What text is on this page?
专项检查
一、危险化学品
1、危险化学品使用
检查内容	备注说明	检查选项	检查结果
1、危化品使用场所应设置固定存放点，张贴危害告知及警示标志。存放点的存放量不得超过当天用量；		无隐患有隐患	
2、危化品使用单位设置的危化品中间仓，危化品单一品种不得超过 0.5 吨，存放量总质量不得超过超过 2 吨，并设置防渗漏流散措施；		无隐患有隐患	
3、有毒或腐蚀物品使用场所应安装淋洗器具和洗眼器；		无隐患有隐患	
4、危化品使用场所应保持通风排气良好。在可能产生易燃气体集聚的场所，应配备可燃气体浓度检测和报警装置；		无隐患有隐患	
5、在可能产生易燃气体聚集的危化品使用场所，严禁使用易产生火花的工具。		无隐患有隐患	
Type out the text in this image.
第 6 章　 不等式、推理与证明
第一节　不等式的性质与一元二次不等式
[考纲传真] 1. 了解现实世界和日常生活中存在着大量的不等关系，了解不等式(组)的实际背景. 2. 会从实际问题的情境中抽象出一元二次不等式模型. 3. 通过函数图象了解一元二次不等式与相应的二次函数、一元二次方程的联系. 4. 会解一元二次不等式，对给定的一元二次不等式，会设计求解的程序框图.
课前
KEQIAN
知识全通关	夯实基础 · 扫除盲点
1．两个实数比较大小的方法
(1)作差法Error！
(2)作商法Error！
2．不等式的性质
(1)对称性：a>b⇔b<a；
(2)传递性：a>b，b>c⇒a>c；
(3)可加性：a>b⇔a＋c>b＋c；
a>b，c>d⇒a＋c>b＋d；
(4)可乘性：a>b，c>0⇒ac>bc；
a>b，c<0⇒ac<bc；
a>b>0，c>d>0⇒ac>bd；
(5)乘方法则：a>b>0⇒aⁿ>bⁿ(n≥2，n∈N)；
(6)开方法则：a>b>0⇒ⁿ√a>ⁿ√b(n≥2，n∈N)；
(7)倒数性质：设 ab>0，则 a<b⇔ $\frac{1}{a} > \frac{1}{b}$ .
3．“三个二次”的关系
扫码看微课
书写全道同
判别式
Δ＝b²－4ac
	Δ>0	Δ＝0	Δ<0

..........

Your task:
Each entry must be reproduced verbatim.

Full solution:
What text is on this page?
专项检查
一、危险化学品
1、危险化学品使用
检查内容	备注说明	检查选项	检查结果
1、危化品使用场所应设置固定存放点，张贴危害告知及警示标志。存放点的存放量不得超过当天用量；		无隐患有隐患	
2、危化品使用单位设置的危化品中间仓，危化品单一品种不得超过 0.5 吨，存放量总质量不得超过超过 2 吨，并设置防渗漏流散措施；		无隐患有隐患	
3、有毒或腐蚀物品使用场所应安装淋洗器具和洗眼器；		无隐患有隐患	
4、危化品使用场所应保持通风排气良好。在可能产生易燃气体集聚的场所，应配备可燃气体浓度检测和报警装置；		无隐患有隐患	
5、在可能产生易燃气体聚集的危化品使用场所，严禁使用易产生火花的工具。		无隐患有隐患	
Type out the text in this image.
第 6 章　 不等式、推理与证明
第一节　不等式的性质与一元二次不等式
[考纲传真] 1. 了解现实世界和日常生活中存在着大量的不等关系，了解不等式(组)的实际背景. 2. 会从实际问题的情境中抽象出一元二次不等式模型. 3. 通过函数图象了解一元二次不等式与相应的二次函数、一元二次方程的联系. 4. 会解一元二次不等式，对给定的一元二次不等式，会设计求解的程序框图.
课前
KEQIAN
知识全通关	夯实基础 · 扫除盲点
1．两个实数比较大小的方法
(1)作差法Error！
(2)作商法Error！
2．不等式的性质
(1)对称性：a>b⇔b<a；
(2)传递性：a>b，b>c⇒a>c；
(3)可加性：a>b⇔a＋c>b＋c；
a>b，c>d⇒a＋c>b＋d；
(4)可乘性：a>b，c>0⇒ac>bc；
a>b，c<0⇒ac<bc；
a>b>0，c>d>0⇒ac>bd；
(5)乘方法则：a>b>0⇒aⁿ>bⁿ(n≥2，n∈N)；
(6)开方法则：a>b>0⇒ⁿ√a>ⁿ√b(n≥2，n∈N)；
(7)倒数性质：设 ab>0，则 a<b⇔ $\frac{1}{a} > \frac{1}{b}$ .
3．“三个二次”的关系
扫码看微课
书写全道同
判别式
Δ＝b²－4ac
	Δ>0	Δ＝0	Δ<0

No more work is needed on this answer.